------ Data shown ------

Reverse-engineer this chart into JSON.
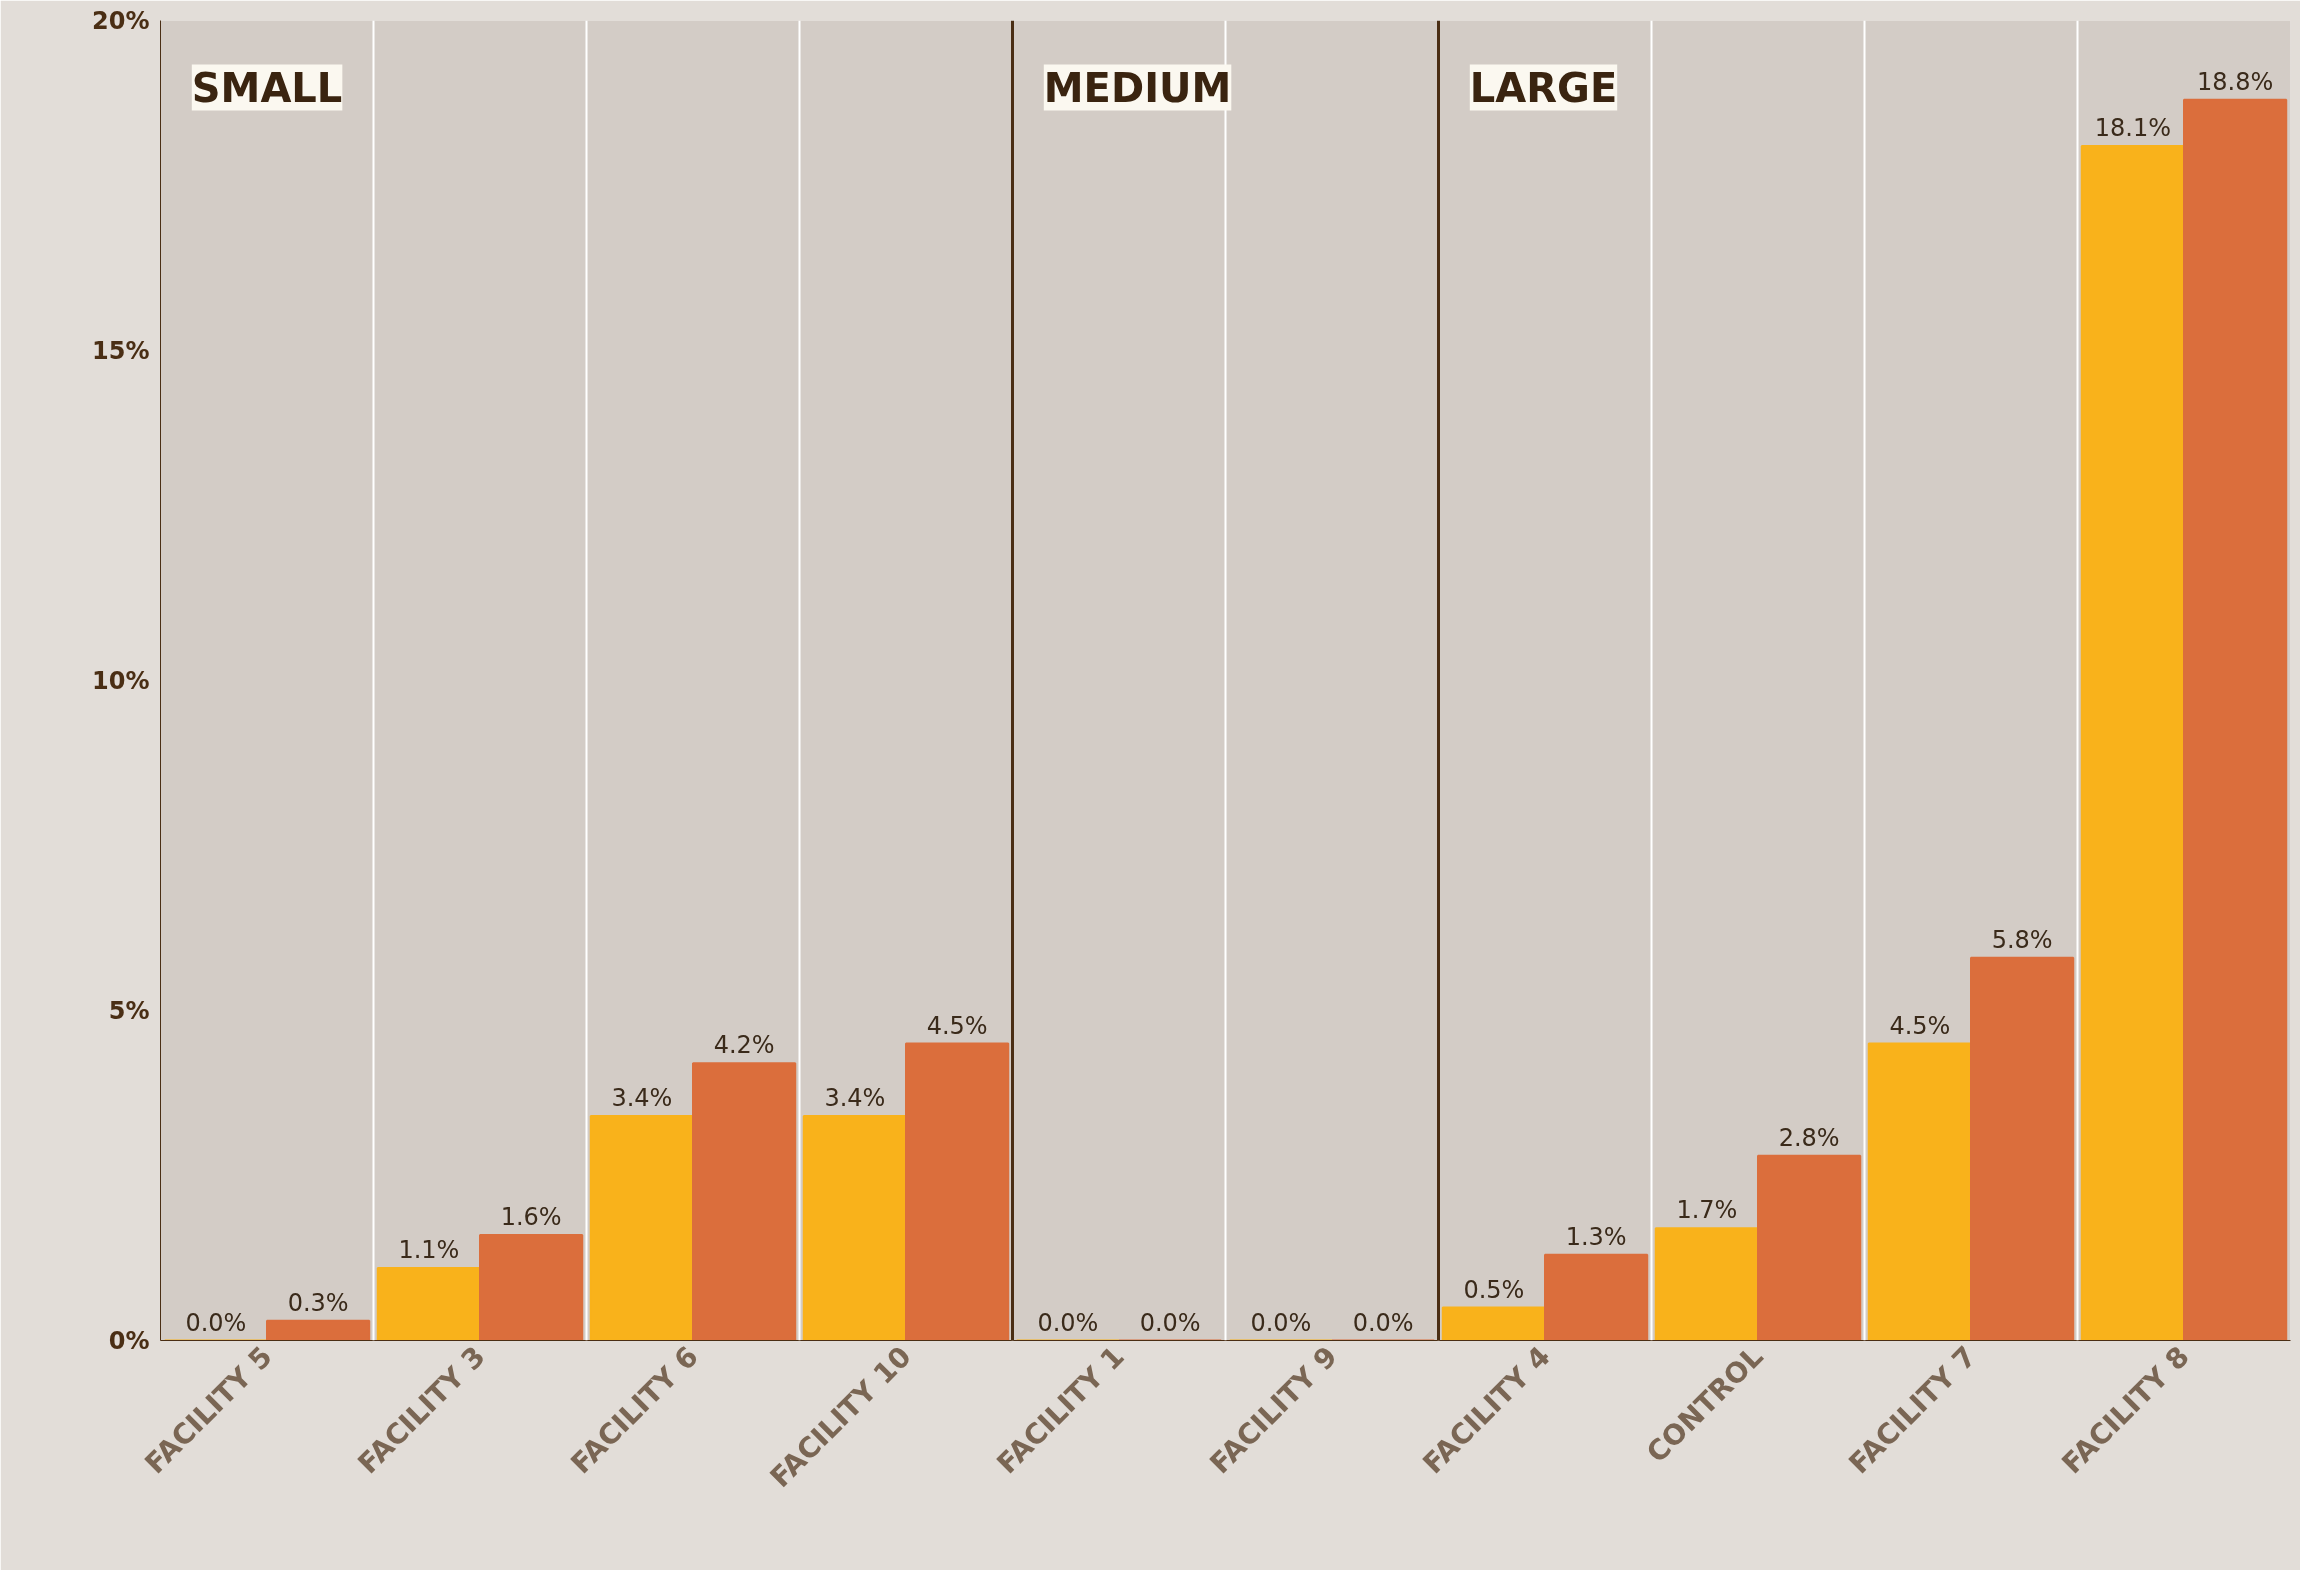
{
  "chart_data": {
    "type": "bar",
    "categories": [
      "FACILITY 5",
      "FACILITY 3",
      "FACILITY 6",
      "FACILITY 10",
      "FACILITY 1",
      "FACILITY 9",
      "FACILITY 4",
      "CONTROL",
      "FACILITY 7",
      "FACILITY 8"
    ],
    "series": [
      {
        "color": "#f9b21b",
        "values": [
          0.0,
          1.1,
          3.4,
          3.4,
          0.0,
          0.0,
          0.5,
          1.7,
          4.5,
          18.1
        ],
        "value_labels": [
          "0.0%",
          "1.1%",
          "3.4%",
          "3.4%",
          "0.0%",
          "0.0%",
          "0.5%",
          "1.7%",
          "4.5%",
          "18.1%"
        ]
      },
      {
        "color": "#db6e3c",
        "values": [
          0.3,
          1.6,
          4.2,
          4.5,
          0.0,
          0.0,
          1.3,
          2.8,
          5.8,
          18.8
        ],
        "value_labels": [
          "0.3%",
          "1.6%",
          "4.2%",
          "4.5%",
          "0.0%",
          "0.0%",
          "1.3%",
          "2.8%",
          "5.8%",
          "18.8%"
        ]
      }
    ],
    "ylim": [
      0,
      20
    ],
    "yticks": [
      {
        "value": 0,
        "label": "0%"
      },
      {
        "value": 5,
        "label": "5%"
      },
      {
        "value": 10,
        "label": "10%"
      },
      {
        "value": 15,
        "label": "15%"
      },
      {
        "value": 20,
        "label": "20%"
      }
    ],
    "annotations": [
      "SMALL",
      "MEDIUM",
      "LARGE"
    ]
  }
}
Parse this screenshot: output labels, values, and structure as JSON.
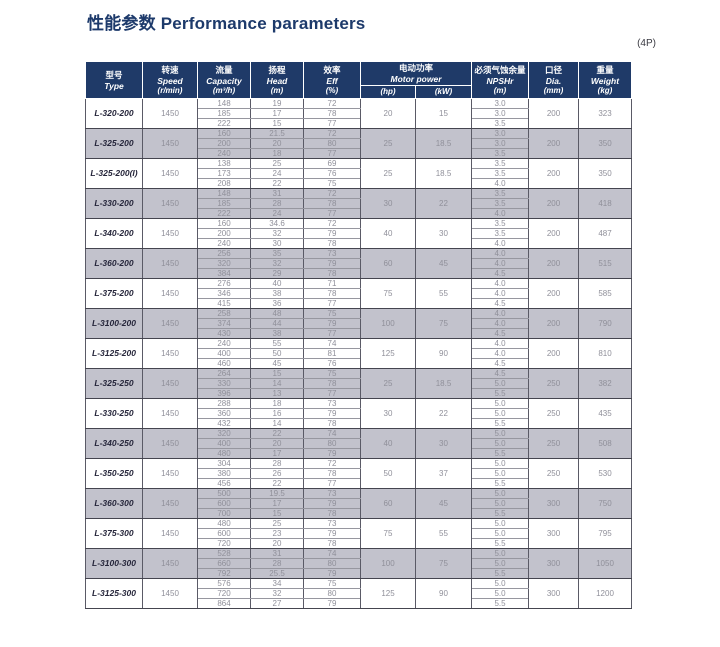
{
  "page": {
    "title": "性能参数 Performance parameters",
    "corner_note": "(4P)"
  },
  "colors": {
    "header_bg": "#1f3a68",
    "title_text": "#1d3a6b",
    "shaded_row_bg": "#c2c2cc",
    "data_text": "#90909a",
    "dark_border": "#45454f"
  },
  "table": {
    "headers": {
      "type": {
        "zh": "型号",
        "en": "Type"
      },
      "speed": {
        "zh": "转速",
        "en": "Speed",
        "unit": "(r/min)"
      },
      "capacity": {
        "zh": "流量",
        "en": "Capacity",
        "unit": "(m³/h)"
      },
      "head": {
        "zh": "扬程",
        "en": "Head",
        "unit": "(m)"
      },
      "eff": {
        "zh": "效率",
        "en": "Eff",
        "unit": "(%)"
      },
      "motor_power": {
        "zh": "电动功率",
        "en": "Motor power",
        "sub_hp": "(hp)",
        "sub_kw": "(kW)"
      },
      "npshr": {
        "zh": "必须气蚀余量",
        "en": "NPSHr",
        "unit": "(m)"
      },
      "dia": {
        "zh": "口径",
        "en": "Dia.",
        "unit": "(mm)"
      },
      "weight": {
        "zh": "重量",
        "en": "Weight",
        "unit": "(kg)"
      }
    },
    "rows": [
      {
        "type": "L-320-200",
        "speed": "1450",
        "capacity": [
          "148",
          "185",
          "222"
        ],
        "head": [
          "19",
          "17",
          "15"
        ],
        "eff": [
          "72",
          "78",
          "77"
        ],
        "hp": "20",
        "kw": "15",
        "npshr": [
          "3.0",
          "3.0",
          "3.5"
        ],
        "dia": "200",
        "weight": "323",
        "shaded": false
      },
      {
        "type": "L-325-200",
        "speed": "1450",
        "capacity": [
          "160",
          "200",
          "240"
        ],
        "head": [
          "21.5",
          "20",
          "18"
        ],
        "eff": [
          "72",
          "80",
          "77"
        ],
        "hp": "25",
        "kw": "18.5",
        "npshr": [
          "3.0",
          "3.0",
          "3.5"
        ],
        "dia": "200",
        "weight": "350",
        "shaded": true
      },
      {
        "type": "L-325-200(I)",
        "speed": "1450",
        "capacity": [
          "138",
          "173",
          "208"
        ],
        "head": [
          "25",
          "24",
          "22"
        ],
        "eff": [
          "69",
          "76",
          "75"
        ],
        "hp": "25",
        "kw": "18.5",
        "npshr": [
          "3.5",
          "3.5",
          "4.0"
        ],
        "dia": "200",
        "weight": "350",
        "shaded": false
      },
      {
        "type": "L-330-200",
        "speed": "1450",
        "capacity": [
          "148",
          "185",
          "222"
        ],
        "head": [
          "31",
          "28",
          "24"
        ],
        "eff": [
          "72",
          "78",
          "77"
        ],
        "hp": "30",
        "kw": "22",
        "npshr": [
          "3.5",
          "3.5",
          "4.0"
        ],
        "dia": "200",
        "weight": "418",
        "shaded": true
      },
      {
        "type": "L-340-200",
        "speed": "1450",
        "capacity": [
          "160",
          "200",
          "240"
        ],
        "head": [
          "34.6",
          "32",
          "30"
        ],
        "eff": [
          "72",
          "79",
          "78"
        ],
        "hp": "40",
        "kw": "30",
        "npshr": [
          "3.5",
          "3.5",
          "4.0"
        ],
        "dia": "200",
        "weight": "487",
        "shaded": false
      },
      {
        "type": "L-360-200",
        "speed": "1450",
        "capacity": [
          "256",
          "320",
          "384"
        ],
        "head": [
          "35",
          "32",
          "29"
        ],
        "eff": [
          "73",
          "79",
          "78"
        ],
        "hp": "60",
        "kw": "45",
        "npshr": [
          "4.0",
          "4.0",
          "4.5"
        ],
        "dia": "200",
        "weight": "515",
        "shaded": true
      },
      {
        "type": "L-375-200",
        "speed": "1450",
        "capacity": [
          "276",
          "346",
          "415"
        ],
        "head": [
          "40",
          "38",
          "36"
        ],
        "eff": [
          "71",
          "78",
          "77"
        ],
        "hp": "75",
        "kw": "55",
        "npshr": [
          "4.0",
          "4.0",
          "4.5"
        ],
        "dia": "200",
        "weight": "585",
        "shaded": false
      },
      {
        "type": "L-3100-200",
        "speed": "1450",
        "capacity": [
          "258",
          "374",
          "430"
        ],
        "head": [
          "48",
          "44",
          "38"
        ],
        "eff": [
          "75",
          "79",
          "77"
        ],
        "hp": "100",
        "kw": "75",
        "npshr": [
          "4.0",
          "4.0",
          "4.5"
        ],
        "dia": "200",
        "weight": "790",
        "shaded": true
      },
      {
        "type": "L-3125-200",
        "speed": "1450",
        "capacity": [
          "240",
          "400",
          "460"
        ],
        "head": [
          "55",
          "50",
          "45"
        ],
        "eff": [
          "74",
          "81",
          "76"
        ],
        "hp": "125",
        "kw": "90",
        "npshr": [
          "4.0",
          "4.0",
          "4.5"
        ],
        "dia": "200",
        "weight": "810",
        "shaded": false
      },
      {
        "type": "L-325-250",
        "speed": "1450",
        "capacity": [
          "264",
          "330",
          "396"
        ],
        "head": [
          "15",
          "14",
          "13"
        ],
        "eff": [
          "75",
          "78",
          "77"
        ],
        "hp": "25",
        "kw": "18.5",
        "npshr": [
          "4.5",
          "5.0",
          "5.5"
        ],
        "dia": "250",
        "weight": "382",
        "shaded": true
      },
      {
        "type": "L-330-250",
        "speed": "1450",
        "capacity": [
          "288",
          "360",
          "432"
        ],
        "head": [
          "18",
          "16",
          "14"
        ],
        "eff": [
          "73",
          "79",
          "78"
        ],
        "hp": "30",
        "kw": "22",
        "npshr": [
          "5.0",
          "5.0",
          "5.5"
        ],
        "dia": "250",
        "weight": "435",
        "shaded": false
      },
      {
        "type": "L-340-250",
        "speed": "1450",
        "capacity": [
          "320",
          "400",
          "480"
        ],
        "head": [
          "22",
          "20",
          "17"
        ],
        "eff": [
          "74",
          "80",
          "79"
        ],
        "hp": "40",
        "kw": "30",
        "npshr": [
          "5.0",
          "5.0",
          "5.5"
        ],
        "dia": "250",
        "weight": "508",
        "shaded": true
      },
      {
        "type": "L-350-250",
        "speed": "1450",
        "capacity": [
          "304",
          "380",
          "456"
        ],
        "head": [
          "28",
          "26",
          "22"
        ],
        "eff": [
          "72",
          "78",
          "77"
        ],
        "hp": "50",
        "kw": "37",
        "npshr": [
          "5.0",
          "5.0",
          "5.5"
        ],
        "dia": "250",
        "weight": "530",
        "shaded": false
      },
      {
        "type": "L-360-300",
        "speed": "1450",
        "capacity": [
          "500",
          "600",
          "700"
        ],
        "head": [
          "19.5",
          "17",
          "15"
        ],
        "eff": [
          "73",
          "79",
          "78"
        ],
        "hp": "60",
        "kw": "45",
        "npshr": [
          "5.0",
          "5.0",
          "5.5"
        ],
        "dia": "300",
        "weight": "750",
        "shaded": true
      },
      {
        "type": "L-375-300",
        "speed": "1450",
        "capacity": [
          "480",
          "600",
          "720"
        ],
        "head": [
          "25",
          "23",
          "20"
        ],
        "eff": [
          "73",
          "79",
          "78"
        ],
        "hp": "75",
        "kw": "55",
        "npshr": [
          "5.0",
          "5.0",
          "5.5"
        ],
        "dia": "300",
        "weight": "795",
        "shaded": false
      },
      {
        "type": "L-3100-300",
        "speed": "1450",
        "capacity": [
          "528",
          "660",
          "792"
        ],
        "head": [
          "31",
          "28",
          "25.5"
        ],
        "eff": [
          "74",
          "80",
          "79"
        ],
        "hp": "100",
        "kw": "75",
        "npshr": [
          "5.0",
          "5.0",
          "5.5"
        ],
        "dia": "300",
        "weight": "1050",
        "shaded": true
      },
      {
        "type": "L-3125-300",
        "speed": "1450",
        "capacity": [
          "576",
          "720",
          "864"
        ],
        "head": [
          "34",
          "32",
          "27"
        ],
        "eff": [
          "75",
          "80",
          "79"
        ],
        "hp": "125",
        "kw": "90",
        "npshr": [
          "5.0",
          "5.0",
          "5.5"
        ],
        "dia": "300",
        "weight": "1200",
        "shaded": false
      }
    ]
  }
}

------

▶ **Aim of the task**:
Using the listing above, pull out all lines that hold the word "FACILITY".

▶ **Solution to this exercise**:
      "FACILITY 5",
      "FACILITY 3",
      "FACILITY 6",
      "FACILITY 10",
      "FACILITY 1",
      "FACILITY 9",
      "FACILITY 4",
      "FACILITY 7",
      "FACILITY 8"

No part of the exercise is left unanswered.